**Excerpted passage:**

================

WASHINGTON — The US Senate today approved the nomination of Melissa Dalton to serve as the next Air Force Under Secretary, ending a year-plus spell in which no official was confirmed to the role.

Dalton will take the reins from Kristyn Jones, who has been performing the duties of the office since former Under Secretary Gina Ortiz Jones stepped down in March 2023. The Under Secretary oversees both the Air Force and Space Force, under incumbent Air Force Secretary Frank Kendall.

Dalton previously served as the assistant secretary of defense for homeland defense and hemispheric affairs, which put her near the center of the alleged Chinese spy balloon incident. She then went on to perform the duties of the deputy under secretary of defense for policy in December. 

Following President Joe Biden’s nomination of Dalton for the Air Force role in September, Republicans grilled Dalton on her role in the Pentagon’s handling of the balloon saga in a January confirmation hearing. Dalton also faced questions from GOP members related to the southern US border, and was chastised for what they said was her lack of responsiveness to their inquiries on the topic.

Months later, a small group of Republicans joined with Democrats to approve Dalton’s nomination, approving her candidacy in a 56 to 39 vote.

================

Reproduce the Dalton confirmation article word for word from "WASHINGTON — The" to "to the role.".

================

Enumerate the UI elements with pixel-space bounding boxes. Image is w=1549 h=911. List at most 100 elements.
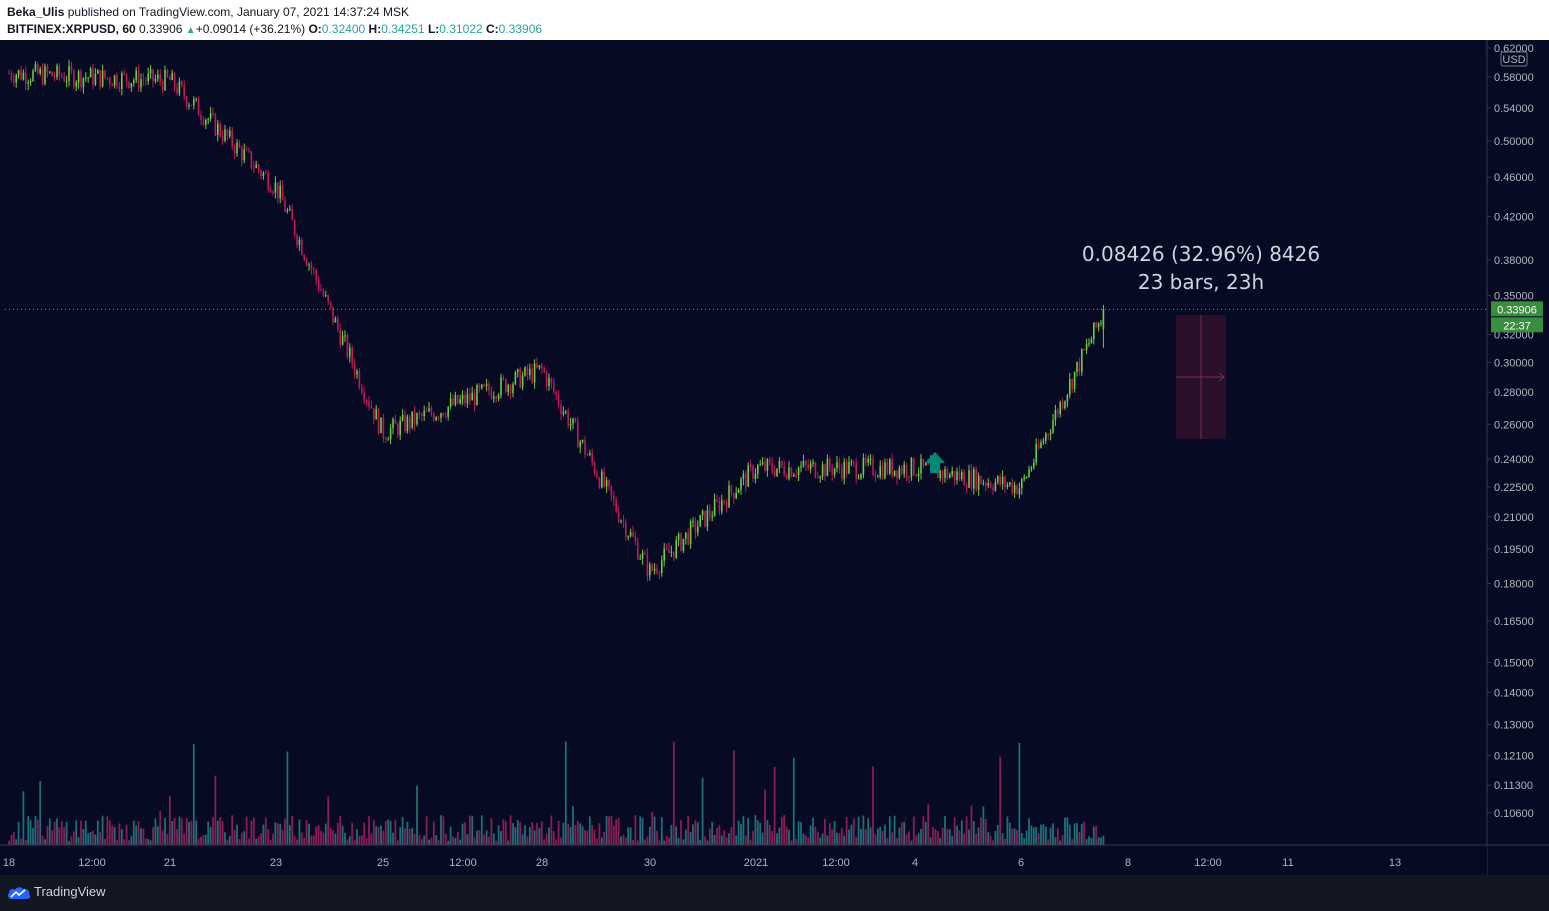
candle-body xyxy=(130,83,133,88)
volume-bar xyxy=(1095,825,1098,845)
volume-bar xyxy=(970,805,973,845)
candle-body xyxy=(404,414,406,432)
candle-body xyxy=(517,369,519,373)
candle-body xyxy=(812,462,814,464)
volume-bar xyxy=(387,819,390,845)
volume-bar xyxy=(1054,837,1057,845)
volume-bar xyxy=(761,832,764,845)
tradingview-brand[interactable]: TradingView xyxy=(34,884,106,899)
candle-body xyxy=(149,69,152,74)
volume-bar xyxy=(855,836,858,845)
candle-body xyxy=(44,66,46,84)
candle-body xyxy=(1095,322,1097,328)
candle-body xyxy=(1083,349,1085,351)
candle-body xyxy=(603,471,605,487)
candle-body xyxy=(229,130,231,137)
volume-bar xyxy=(130,835,133,845)
volume-bar xyxy=(615,819,618,845)
candle-body xyxy=(272,192,274,194)
volume-bar xyxy=(147,839,150,845)
measure-tool[interactable]: 0.08426 (32.96%) 8426 23 bars, 23h xyxy=(1082,242,1320,439)
candle-body xyxy=(435,417,437,421)
chart-header: Beka_Ulis published on TradingView.com, … xyxy=(0,0,1549,40)
volume-bar xyxy=(48,818,51,845)
time-axis[interactable] xyxy=(0,846,1487,875)
volume-bar xyxy=(70,836,73,845)
volume-bar xyxy=(809,825,812,845)
volume-bar xyxy=(1097,837,1100,845)
candle-body xyxy=(557,394,560,406)
time-axis-labels: 18 12:00 21 23 25 12:00 28 30 2021 12:00 4 6 8 12:00 1… xyxy=(3,857,1401,869)
candle-body xyxy=(265,172,267,174)
volume-bar xyxy=(44,839,46,845)
volume-bar xyxy=(768,825,771,845)
candle-body xyxy=(1006,484,1009,487)
volume-bar xyxy=(192,743,195,845)
volume-bar xyxy=(574,824,577,845)
price-tag-label: 0.33906 xyxy=(1497,304,1537,316)
candle-body xyxy=(32,70,34,81)
currency-badge[interactable]: USD xyxy=(1500,51,1528,67)
candle-body xyxy=(867,458,869,463)
countdown-label: 22:37 xyxy=(1503,320,1531,332)
candle-body xyxy=(987,482,989,486)
volume-bar xyxy=(34,816,37,845)
arrow-up-marker[interactable] xyxy=(925,452,945,473)
candle-body xyxy=(963,472,965,486)
volume-bar xyxy=(46,826,49,845)
candle-body xyxy=(411,411,413,428)
price-label: 0.50000 xyxy=(1494,136,1534,148)
candle-body xyxy=(814,462,817,478)
volume-bar xyxy=(725,837,728,845)
candle-body xyxy=(195,98,197,100)
candle-body xyxy=(1025,476,1028,478)
price-label: 0.24000 xyxy=(1494,454,1534,466)
candle-body xyxy=(793,474,795,477)
price-chart[interactable]: 0.08426 (32.96%) 8426 23 bars, 23h 0.620… xyxy=(0,40,1549,875)
volume-bar xyxy=(867,818,870,845)
candle-body xyxy=(41,68,44,84)
volume-bar xyxy=(1032,827,1035,845)
candle-body xyxy=(908,476,910,478)
candle-body xyxy=(233,146,236,154)
tradingview-cloud-icon[interactable] xyxy=(6,885,32,901)
volume-bar xyxy=(1102,835,1105,845)
volume-bar xyxy=(370,833,373,845)
price-axis[interactable] xyxy=(1487,40,1549,845)
volume-bar xyxy=(1008,822,1011,845)
arrow-up-icon[interactable] xyxy=(925,452,945,473)
candle-body xyxy=(284,200,286,212)
high-value: 0.34251 xyxy=(381,22,425,36)
volume-bar xyxy=(478,830,481,845)
candle-body xyxy=(1066,394,1069,402)
volume-bar xyxy=(737,820,740,845)
candle-body xyxy=(332,306,334,323)
volume-bar xyxy=(111,825,114,845)
candle-body xyxy=(797,467,800,475)
symbol-label: BITFINEX:XRPUSD, 60 xyxy=(7,22,136,36)
volume-bar xyxy=(1080,823,1083,845)
volume-bar xyxy=(1078,831,1081,845)
candle-body xyxy=(1030,467,1033,470)
price-label: 0.46000 xyxy=(1494,172,1534,184)
candle-body xyxy=(553,383,555,392)
volume-bar xyxy=(675,826,678,845)
candlesticks xyxy=(8,59,1105,582)
volume-bar xyxy=(1059,840,1062,845)
volume-bar xyxy=(164,817,166,845)
candle-body xyxy=(920,458,922,474)
volume-bar xyxy=(656,830,658,845)
volume-bar xyxy=(77,837,80,845)
volume-bar xyxy=(742,815,745,845)
volume-bar xyxy=(401,817,404,845)
candle-body xyxy=(377,409,380,434)
candle-body xyxy=(905,465,908,477)
volume-bar xyxy=(63,827,66,845)
author-name[interactable]: Beka_Ulis xyxy=(7,5,65,19)
candle-body xyxy=(531,368,533,383)
volume-bar xyxy=(711,822,714,845)
volume-bar xyxy=(461,823,464,845)
candle-body xyxy=(75,82,77,87)
candle-body xyxy=(224,129,226,141)
candle-body xyxy=(123,73,125,75)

================

**Final result:**
WASHINGTON — The US Senate today approved the nomination of Melissa Dalton to serve as the next Air Force Under Secretary, ending a year-plus spell in which no official was confirmed to the role.